▸ **The request**: Filter the data for lines with the word "frac", then copy every line so identified.

* BEGIN Task data *

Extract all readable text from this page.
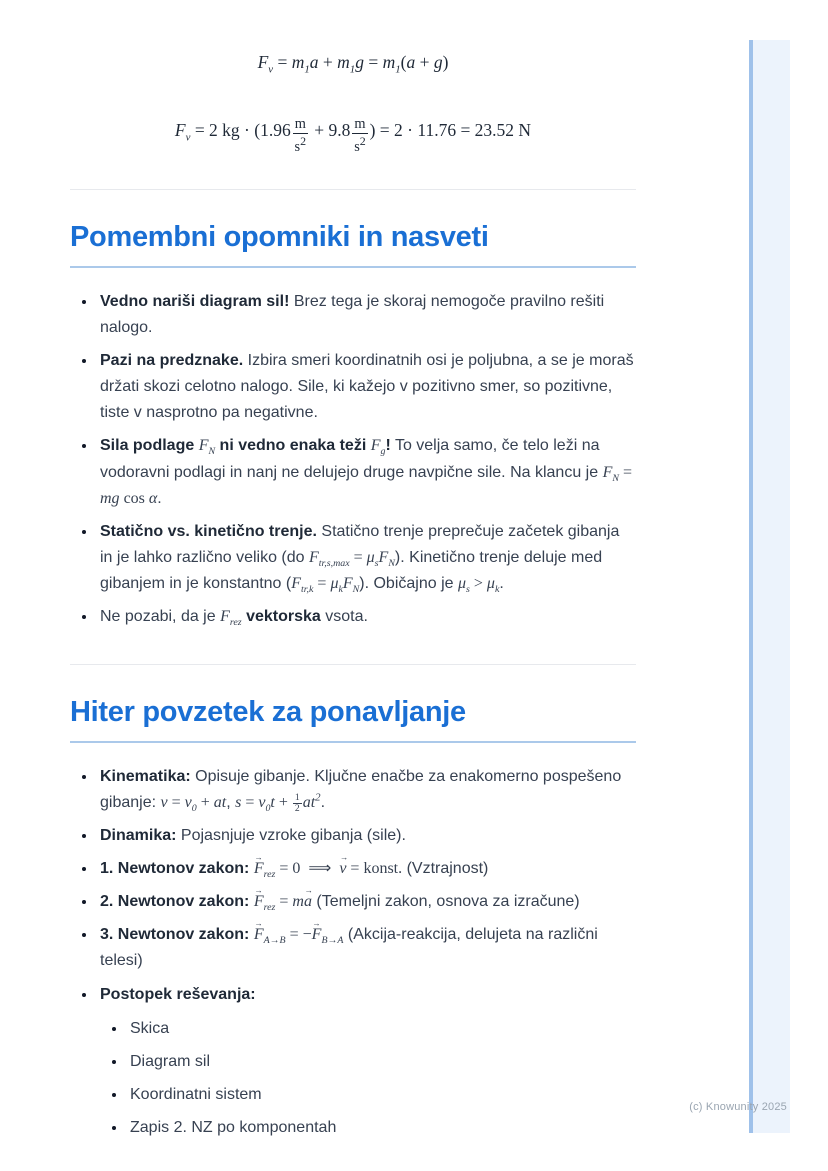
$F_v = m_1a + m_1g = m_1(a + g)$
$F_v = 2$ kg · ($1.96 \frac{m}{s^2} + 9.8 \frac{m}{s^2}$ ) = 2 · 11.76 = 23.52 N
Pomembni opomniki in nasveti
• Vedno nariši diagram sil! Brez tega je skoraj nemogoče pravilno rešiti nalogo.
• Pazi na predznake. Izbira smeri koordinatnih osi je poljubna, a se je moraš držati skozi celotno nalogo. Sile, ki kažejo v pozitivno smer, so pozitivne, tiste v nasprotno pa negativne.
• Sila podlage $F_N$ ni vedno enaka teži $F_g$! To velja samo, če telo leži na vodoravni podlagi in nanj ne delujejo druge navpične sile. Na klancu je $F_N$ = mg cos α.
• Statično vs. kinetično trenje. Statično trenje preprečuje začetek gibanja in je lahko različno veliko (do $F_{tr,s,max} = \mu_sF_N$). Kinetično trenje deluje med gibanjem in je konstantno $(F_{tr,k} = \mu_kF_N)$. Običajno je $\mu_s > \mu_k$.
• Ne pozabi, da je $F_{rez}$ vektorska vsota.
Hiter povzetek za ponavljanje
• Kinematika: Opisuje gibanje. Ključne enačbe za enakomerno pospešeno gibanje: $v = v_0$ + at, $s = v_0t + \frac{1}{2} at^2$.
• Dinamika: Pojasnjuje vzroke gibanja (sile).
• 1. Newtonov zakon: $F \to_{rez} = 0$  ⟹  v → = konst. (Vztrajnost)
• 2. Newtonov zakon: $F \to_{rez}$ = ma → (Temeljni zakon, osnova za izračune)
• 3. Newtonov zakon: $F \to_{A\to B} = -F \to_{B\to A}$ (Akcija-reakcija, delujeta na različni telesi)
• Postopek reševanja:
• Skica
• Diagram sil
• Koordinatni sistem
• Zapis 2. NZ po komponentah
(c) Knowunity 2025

* END Task data *

▸ **Complete output**:
$F_v = 2$ kg · ($1.96 \frac{m}{s^2} + 9.8 \frac{m}{s^2}$ ) = 2 · 11.76 = 23.52 N
• Kinematika: Opisuje gibanje. Ključne enačbe za enakomerno pospešeno gibanje: $v = v_0$ + at, $s = v_0t + \frac{1}{2} at^2$.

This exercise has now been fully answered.